## Directive
Select every line below containing the word "What".
- - -
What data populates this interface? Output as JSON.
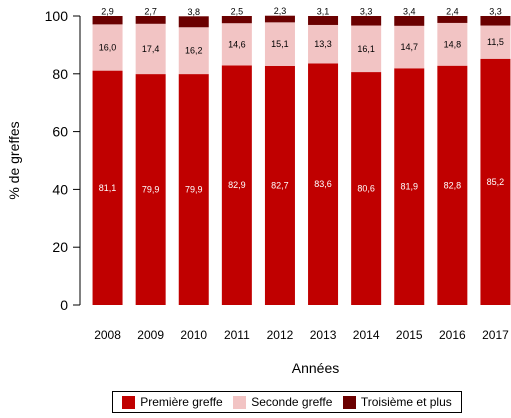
{
  "chart_data": {
    "type": "bar",
    "stacked": true,
    "title": "",
    "xlabel": "Années",
    "ylabel": "% de greffes",
    "ylim": [
      0,
      100
    ],
    "yticks": [
      "0",
      "20",
      "40",
      "60",
      "80",
      "100"
    ],
    "categories": [
      "2008",
      "2009",
      "2010",
      "2011",
      "2012",
      "2013",
      "2014",
      "2015",
      "2016",
      "2017"
    ],
    "series": [
      {
        "name": "Première greffe",
        "color": "#c00000",
        "values": [
          81.1,
          79.9,
          79.9,
          82.9,
          82.7,
          83.6,
          80.6,
          81.9,
          82.8,
          85.2
        ],
        "labels": [
          "81,1",
          "79,9",
          "79,9",
          "82,9",
          "82,7",
          "83,6",
          "80,6",
          "81,9",
          "82,8",
          "85,2"
        ]
      },
      {
        "name": "Seconde greffe",
        "color": "#f2c4c4",
        "values": [
          16.0,
          17.4,
          16.2,
          14.6,
          15.1,
          13.3,
          16.1,
          14.7,
          14.8,
          11.5
        ],
        "labels": [
          "16,0",
          "17,4",
          "16,2",
          "14,6",
          "15,1",
          "13,3",
          "16,1",
          "14,7",
          "14,8",
          "11,5"
        ]
      },
      {
        "name": "Troisième et plus",
        "color": "#6b0000",
        "values": [
          2.9,
          2.7,
          3.8,
          2.5,
          2.3,
          3.1,
          3.3,
          3.4,
          2.4,
          3.3
        ],
        "labels": [
          "2,9",
          "2,7",
          "3,8",
          "2,5",
          "2,3",
          "3,1",
          "3,3",
          "3,4",
          "2,4",
          "3,3"
        ]
      }
    ],
    "legend": "bottom",
    "grid": false
  }
}
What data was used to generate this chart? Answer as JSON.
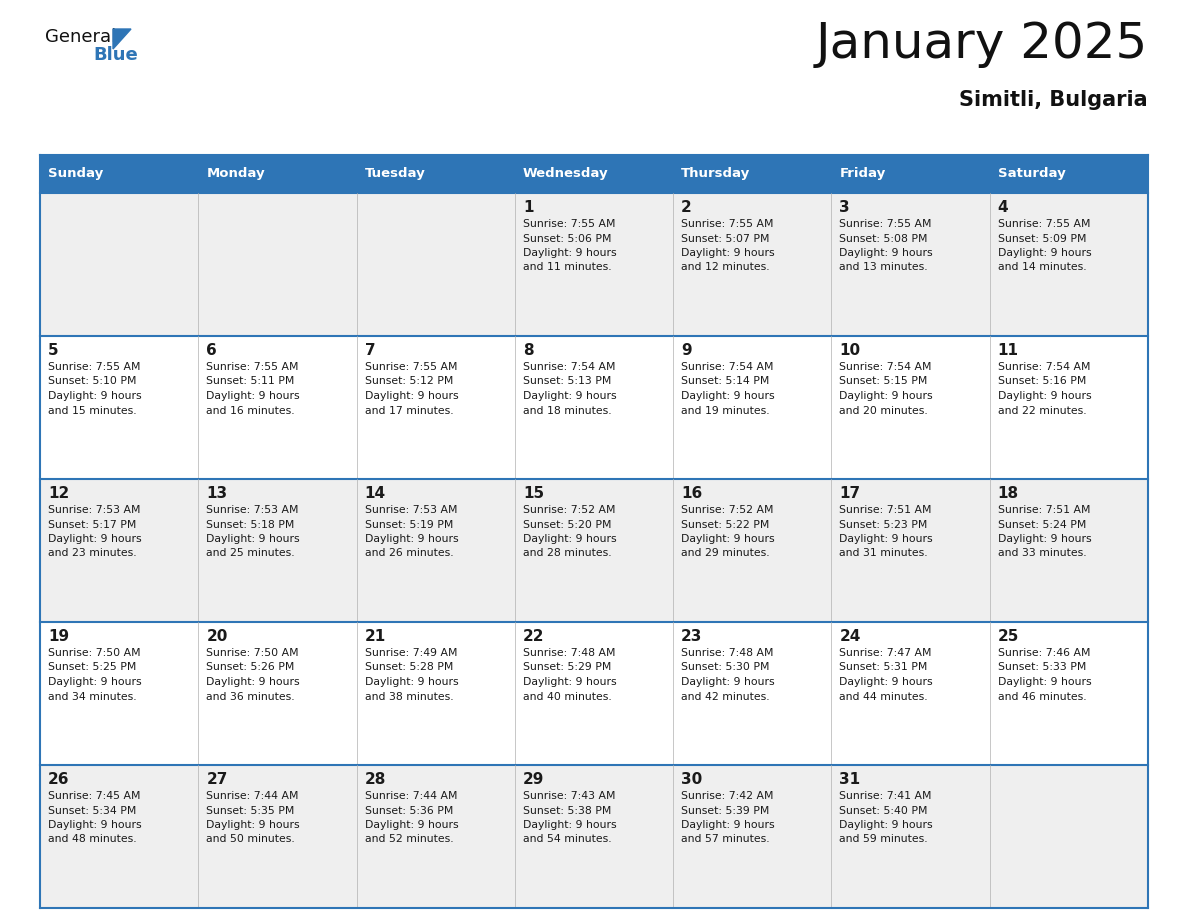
{
  "title": "January 2025",
  "subtitle": "Simitli, Bulgaria",
  "header_color": "#2E75B6",
  "header_text_color": "#FFFFFF",
  "cell_bg_row0": "#EFEFEF",
  "cell_bg_row1": "#FFFFFF",
  "cell_bg_row2": "#EFEFEF",
  "cell_bg_row3": "#FFFFFF",
  "cell_bg_row4": "#EFEFEF",
  "border_color": "#2E75B6",
  "text_color": "#1a1a1a",
  "days_of_week": [
    "Sunday",
    "Monday",
    "Tuesday",
    "Wednesday",
    "Thursday",
    "Friday",
    "Saturday"
  ],
  "weeks": [
    [
      {
        "day": "",
        "sunrise": "",
        "sunset": "",
        "daylight1": "",
        "daylight2": ""
      },
      {
        "day": "",
        "sunrise": "",
        "sunset": "",
        "daylight1": "",
        "daylight2": ""
      },
      {
        "day": "",
        "sunrise": "",
        "sunset": "",
        "daylight1": "",
        "daylight2": ""
      },
      {
        "day": "1",
        "sunrise": "Sunrise: 7:55 AM",
        "sunset": "Sunset: 5:06 PM",
        "daylight1": "Daylight: 9 hours",
        "daylight2": "and 11 minutes."
      },
      {
        "day": "2",
        "sunrise": "Sunrise: 7:55 AM",
        "sunset": "Sunset: 5:07 PM",
        "daylight1": "Daylight: 9 hours",
        "daylight2": "and 12 minutes."
      },
      {
        "day": "3",
        "sunrise": "Sunrise: 7:55 AM",
        "sunset": "Sunset: 5:08 PM",
        "daylight1": "Daylight: 9 hours",
        "daylight2": "and 13 minutes."
      },
      {
        "day": "4",
        "sunrise": "Sunrise: 7:55 AM",
        "sunset": "Sunset: 5:09 PM",
        "daylight1": "Daylight: 9 hours",
        "daylight2": "and 14 minutes."
      }
    ],
    [
      {
        "day": "5",
        "sunrise": "Sunrise: 7:55 AM",
        "sunset": "Sunset: 5:10 PM",
        "daylight1": "Daylight: 9 hours",
        "daylight2": "and 15 minutes."
      },
      {
        "day": "6",
        "sunrise": "Sunrise: 7:55 AM",
        "sunset": "Sunset: 5:11 PM",
        "daylight1": "Daylight: 9 hours",
        "daylight2": "and 16 minutes."
      },
      {
        "day": "7",
        "sunrise": "Sunrise: 7:55 AM",
        "sunset": "Sunset: 5:12 PM",
        "daylight1": "Daylight: 9 hours",
        "daylight2": "and 17 minutes."
      },
      {
        "day": "8",
        "sunrise": "Sunrise: 7:54 AM",
        "sunset": "Sunset: 5:13 PM",
        "daylight1": "Daylight: 9 hours",
        "daylight2": "and 18 minutes."
      },
      {
        "day": "9",
        "sunrise": "Sunrise: 7:54 AM",
        "sunset": "Sunset: 5:14 PM",
        "daylight1": "Daylight: 9 hours",
        "daylight2": "and 19 minutes."
      },
      {
        "day": "10",
        "sunrise": "Sunrise: 7:54 AM",
        "sunset": "Sunset: 5:15 PM",
        "daylight1": "Daylight: 9 hours",
        "daylight2": "and 20 minutes."
      },
      {
        "day": "11",
        "sunrise": "Sunrise: 7:54 AM",
        "sunset": "Sunset: 5:16 PM",
        "daylight1": "Daylight: 9 hours",
        "daylight2": "and 22 minutes."
      }
    ],
    [
      {
        "day": "12",
        "sunrise": "Sunrise: 7:53 AM",
        "sunset": "Sunset: 5:17 PM",
        "daylight1": "Daylight: 9 hours",
        "daylight2": "and 23 minutes."
      },
      {
        "day": "13",
        "sunrise": "Sunrise: 7:53 AM",
        "sunset": "Sunset: 5:18 PM",
        "daylight1": "Daylight: 9 hours",
        "daylight2": "and 25 minutes."
      },
      {
        "day": "14",
        "sunrise": "Sunrise: 7:53 AM",
        "sunset": "Sunset: 5:19 PM",
        "daylight1": "Daylight: 9 hours",
        "daylight2": "and 26 minutes."
      },
      {
        "day": "15",
        "sunrise": "Sunrise: 7:52 AM",
        "sunset": "Sunset: 5:20 PM",
        "daylight1": "Daylight: 9 hours",
        "daylight2": "and 28 minutes."
      },
      {
        "day": "16",
        "sunrise": "Sunrise: 7:52 AM",
        "sunset": "Sunset: 5:22 PM",
        "daylight1": "Daylight: 9 hours",
        "daylight2": "and 29 minutes."
      },
      {
        "day": "17",
        "sunrise": "Sunrise: 7:51 AM",
        "sunset": "Sunset: 5:23 PM",
        "daylight1": "Daylight: 9 hours",
        "daylight2": "and 31 minutes."
      },
      {
        "day": "18",
        "sunrise": "Sunrise: 7:51 AM",
        "sunset": "Sunset: 5:24 PM",
        "daylight1": "Daylight: 9 hours",
        "daylight2": "and 33 minutes."
      }
    ],
    [
      {
        "day": "19",
        "sunrise": "Sunrise: 7:50 AM",
        "sunset": "Sunset: 5:25 PM",
        "daylight1": "Daylight: 9 hours",
        "daylight2": "and 34 minutes."
      },
      {
        "day": "20",
        "sunrise": "Sunrise: 7:50 AM",
        "sunset": "Sunset: 5:26 PM",
        "daylight1": "Daylight: 9 hours",
        "daylight2": "and 36 minutes."
      },
      {
        "day": "21",
        "sunrise": "Sunrise: 7:49 AM",
        "sunset": "Sunset: 5:28 PM",
        "daylight1": "Daylight: 9 hours",
        "daylight2": "and 38 minutes."
      },
      {
        "day": "22",
        "sunrise": "Sunrise: 7:48 AM",
        "sunset": "Sunset: 5:29 PM",
        "daylight1": "Daylight: 9 hours",
        "daylight2": "and 40 minutes."
      },
      {
        "day": "23",
        "sunrise": "Sunrise: 7:48 AM",
        "sunset": "Sunset: 5:30 PM",
        "daylight1": "Daylight: 9 hours",
        "daylight2": "and 42 minutes."
      },
      {
        "day": "24",
        "sunrise": "Sunrise: 7:47 AM",
        "sunset": "Sunset: 5:31 PM",
        "daylight1": "Daylight: 9 hours",
        "daylight2": "and 44 minutes."
      },
      {
        "day": "25",
        "sunrise": "Sunrise: 7:46 AM",
        "sunset": "Sunset: 5:33 PM",
        "daylight1": "Daylight: 9 hours",
        "daylight2": "and 46 minutes."
      }
    ],
    [
      {
        "day": "26",
        "sunrise": "Sunrise: 7:45 AM",
        "sunset": "Sunset: 5:34 PM",
        "daylight1": "Daylight: 9 hours",
        "daylight2": "and 48 minutes."
      },
      {
        "day": "27",
        "sunrise": "Sunrise: 7:44 AM",
        "sunset": "Sunset: 5:35 PM",
        "daylight1": "Daylight: 9 hours",
        "daylight2": "and 50 minutes."
      },
      {
        "day": "28",
        "sunrise": "Sunrise: 7:44 AM",
        "sunset": "Sunset: 5:36 PM",
        "daylight1": "Daylight: 9 hours",
        "daylight2": "and 52 minutes."
      },
      {
        "day": "29",
        "sunrise": "Sunrise: 7:43 AM",
        "sunset": "Sunset: 5:38 PM",
        "daylight1": "Daylight: 9 hours",
        "daylight2": "and 54 minutes."
      },
      {
        "day": "30",
        "sunrise": "Sunrise: 7:42 AM",
        "sunset": "Sunset: 5:39 PM",
        "daylight1": "Daylight: 9 hours",
        "daylight2": "and 57 minutes."
      },
      {
        "day": "31",
        "sunrise": "Sunrise: 7:41 AM",
        "sunset": "Sunset: 5:40 PM",
        "daylight1": "Daylight: 9 hours",
        "daylight2": "and 59 minutes."
      },
      {
        "day": "",
        "sunrise": "",
        "sunset": "",
        "daylight1": "",
        "daylight2": ""
      }
    ]
  ]
}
- - -
## Written answer
What data populates this interface? Output as JSON.
What data was used to generate this chart? Answer as JSON.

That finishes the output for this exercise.